EXERCISE AIM:
Check each line of the material. Copy those containing "Another".

Extracted data entries:
★ ★ ★ ★

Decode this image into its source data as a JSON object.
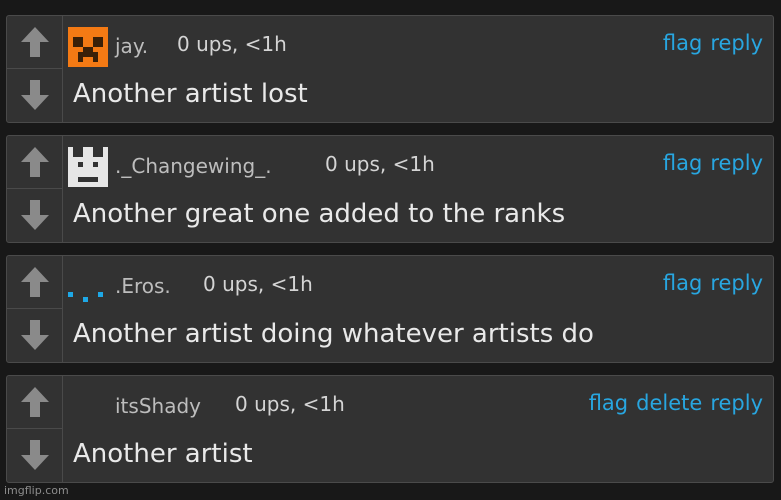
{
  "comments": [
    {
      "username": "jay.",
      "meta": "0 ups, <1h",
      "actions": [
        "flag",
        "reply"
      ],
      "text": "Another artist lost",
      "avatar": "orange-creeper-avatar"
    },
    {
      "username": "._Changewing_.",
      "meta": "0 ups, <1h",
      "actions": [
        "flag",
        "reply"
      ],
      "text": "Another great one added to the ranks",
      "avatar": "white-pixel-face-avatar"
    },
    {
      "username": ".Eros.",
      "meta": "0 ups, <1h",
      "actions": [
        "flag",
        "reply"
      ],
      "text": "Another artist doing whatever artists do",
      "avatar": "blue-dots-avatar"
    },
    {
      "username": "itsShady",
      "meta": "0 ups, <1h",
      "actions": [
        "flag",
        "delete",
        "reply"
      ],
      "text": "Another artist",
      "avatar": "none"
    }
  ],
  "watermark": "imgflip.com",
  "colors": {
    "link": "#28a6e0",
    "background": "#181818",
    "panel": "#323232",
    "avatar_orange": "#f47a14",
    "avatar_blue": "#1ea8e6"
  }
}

★ ★ ★ ★

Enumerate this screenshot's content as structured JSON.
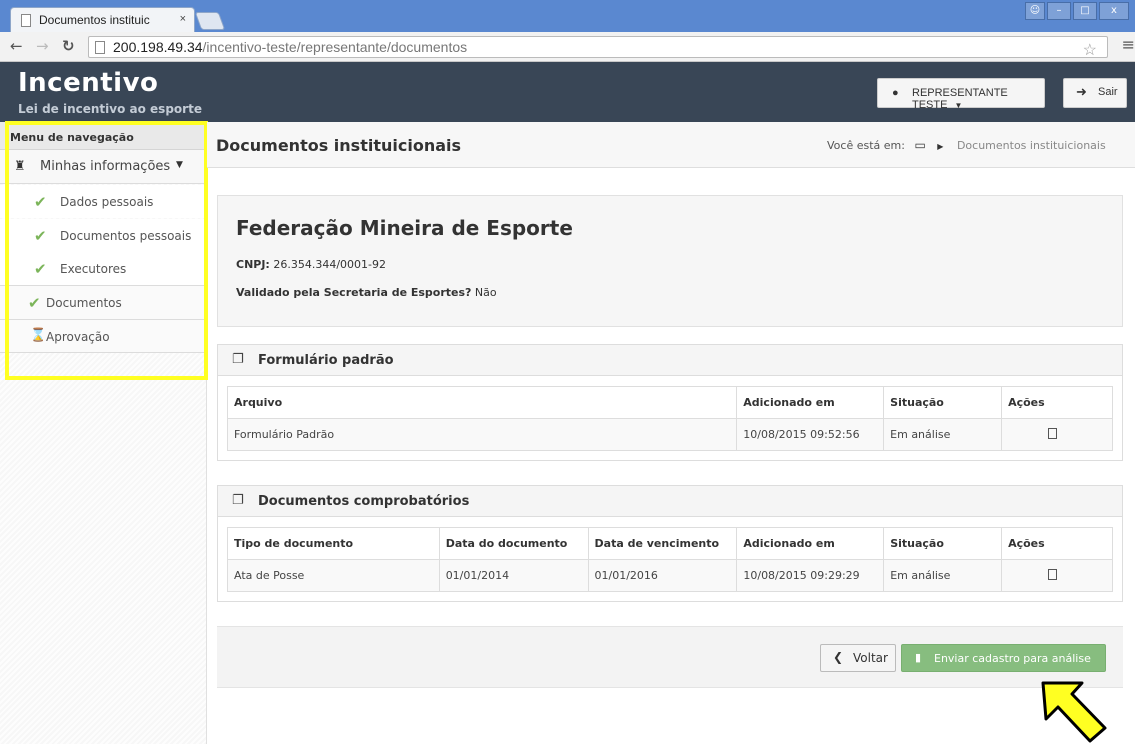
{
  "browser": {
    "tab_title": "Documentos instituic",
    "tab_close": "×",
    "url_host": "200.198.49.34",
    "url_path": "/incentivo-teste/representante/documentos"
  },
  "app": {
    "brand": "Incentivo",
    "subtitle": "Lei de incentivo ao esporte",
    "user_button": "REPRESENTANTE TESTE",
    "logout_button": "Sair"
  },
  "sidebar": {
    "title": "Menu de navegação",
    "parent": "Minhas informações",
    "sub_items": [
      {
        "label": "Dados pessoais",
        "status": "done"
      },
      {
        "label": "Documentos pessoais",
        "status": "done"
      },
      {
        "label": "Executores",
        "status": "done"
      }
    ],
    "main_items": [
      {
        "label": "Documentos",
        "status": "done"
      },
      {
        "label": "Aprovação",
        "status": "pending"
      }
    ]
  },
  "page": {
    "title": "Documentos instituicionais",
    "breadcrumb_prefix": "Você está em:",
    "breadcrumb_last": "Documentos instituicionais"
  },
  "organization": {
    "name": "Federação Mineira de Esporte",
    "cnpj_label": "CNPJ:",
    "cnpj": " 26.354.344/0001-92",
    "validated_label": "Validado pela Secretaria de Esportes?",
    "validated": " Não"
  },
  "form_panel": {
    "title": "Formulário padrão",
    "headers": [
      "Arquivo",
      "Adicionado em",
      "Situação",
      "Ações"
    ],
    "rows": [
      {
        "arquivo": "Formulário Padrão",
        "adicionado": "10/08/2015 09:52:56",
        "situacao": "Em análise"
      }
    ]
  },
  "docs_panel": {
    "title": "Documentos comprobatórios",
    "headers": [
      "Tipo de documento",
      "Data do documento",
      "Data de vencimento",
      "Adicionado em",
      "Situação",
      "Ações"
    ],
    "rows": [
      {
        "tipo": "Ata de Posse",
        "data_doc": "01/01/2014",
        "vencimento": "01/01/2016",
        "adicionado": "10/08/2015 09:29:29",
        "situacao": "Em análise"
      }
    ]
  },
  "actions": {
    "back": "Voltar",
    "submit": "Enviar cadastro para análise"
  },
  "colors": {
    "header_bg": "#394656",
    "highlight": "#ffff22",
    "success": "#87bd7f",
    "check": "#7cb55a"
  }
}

★ ★ ★ ★

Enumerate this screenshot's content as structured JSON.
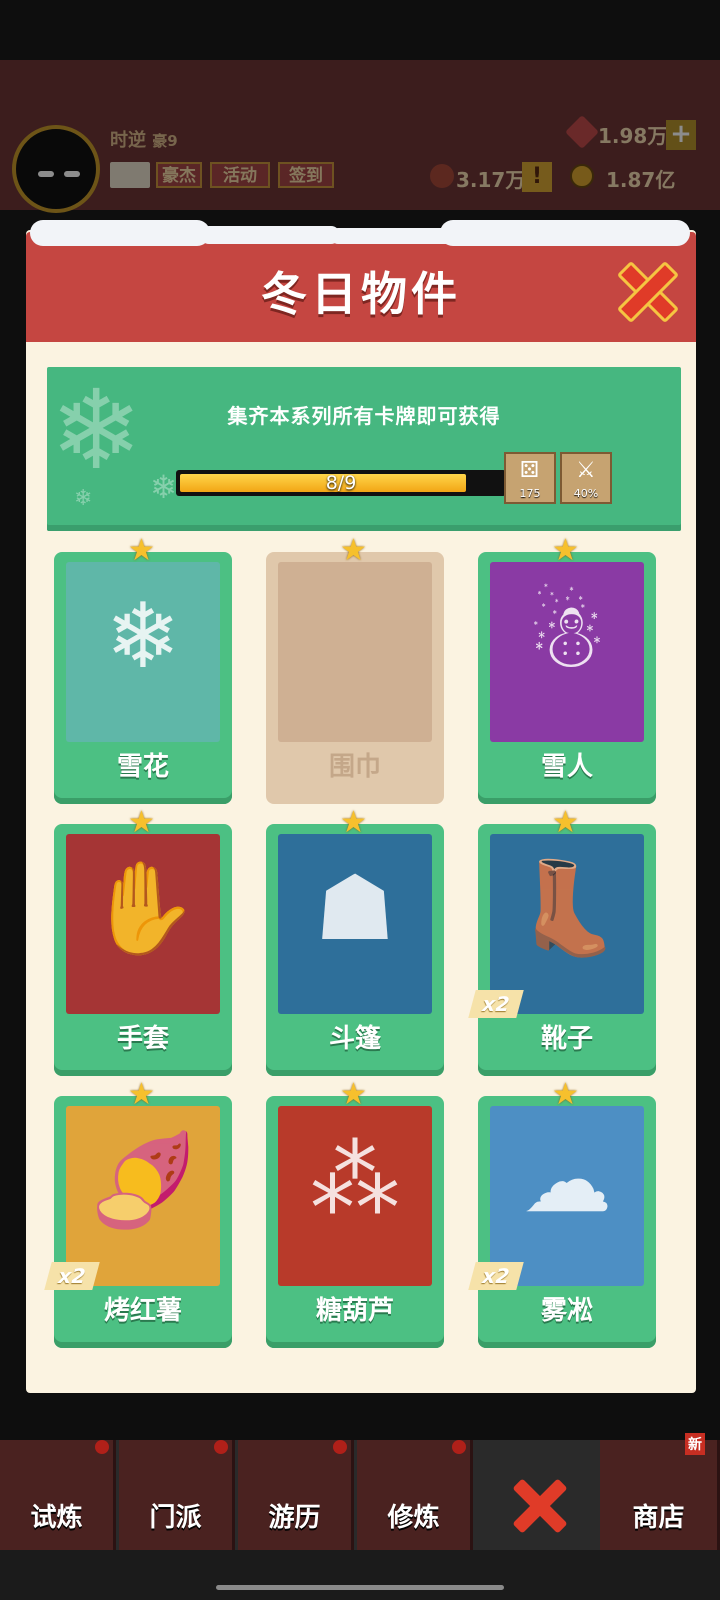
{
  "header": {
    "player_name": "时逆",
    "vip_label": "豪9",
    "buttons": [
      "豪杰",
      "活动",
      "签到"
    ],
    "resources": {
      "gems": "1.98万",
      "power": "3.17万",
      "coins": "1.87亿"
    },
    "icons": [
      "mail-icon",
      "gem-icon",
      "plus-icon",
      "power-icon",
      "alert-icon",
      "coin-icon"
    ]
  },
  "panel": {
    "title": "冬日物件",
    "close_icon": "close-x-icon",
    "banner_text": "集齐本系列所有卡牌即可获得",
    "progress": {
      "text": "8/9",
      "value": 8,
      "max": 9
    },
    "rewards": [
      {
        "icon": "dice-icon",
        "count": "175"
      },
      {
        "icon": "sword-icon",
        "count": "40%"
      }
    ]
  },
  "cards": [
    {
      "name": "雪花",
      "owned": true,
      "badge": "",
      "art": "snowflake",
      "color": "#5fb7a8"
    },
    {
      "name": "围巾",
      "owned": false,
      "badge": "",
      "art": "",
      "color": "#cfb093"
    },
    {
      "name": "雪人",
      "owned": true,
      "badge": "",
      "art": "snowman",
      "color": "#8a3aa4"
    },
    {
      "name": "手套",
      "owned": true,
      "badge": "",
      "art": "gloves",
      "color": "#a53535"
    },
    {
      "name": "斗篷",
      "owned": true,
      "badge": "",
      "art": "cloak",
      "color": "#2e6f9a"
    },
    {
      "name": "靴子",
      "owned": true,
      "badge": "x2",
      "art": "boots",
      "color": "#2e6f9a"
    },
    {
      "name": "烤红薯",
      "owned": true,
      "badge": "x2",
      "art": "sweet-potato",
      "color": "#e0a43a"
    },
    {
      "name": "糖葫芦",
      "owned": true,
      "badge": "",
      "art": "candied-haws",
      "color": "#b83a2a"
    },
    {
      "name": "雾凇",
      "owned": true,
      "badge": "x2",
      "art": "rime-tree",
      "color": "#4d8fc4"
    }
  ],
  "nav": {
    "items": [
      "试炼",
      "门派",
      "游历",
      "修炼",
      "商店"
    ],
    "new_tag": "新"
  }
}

★ ★ ★ ★

WRITTEN SOLUTION:
      "text": "Another artist lost",
      "text": "Another great one added to the ranks",
      "text": "Another artist doing whatever artists do",
      "text": "Another artist",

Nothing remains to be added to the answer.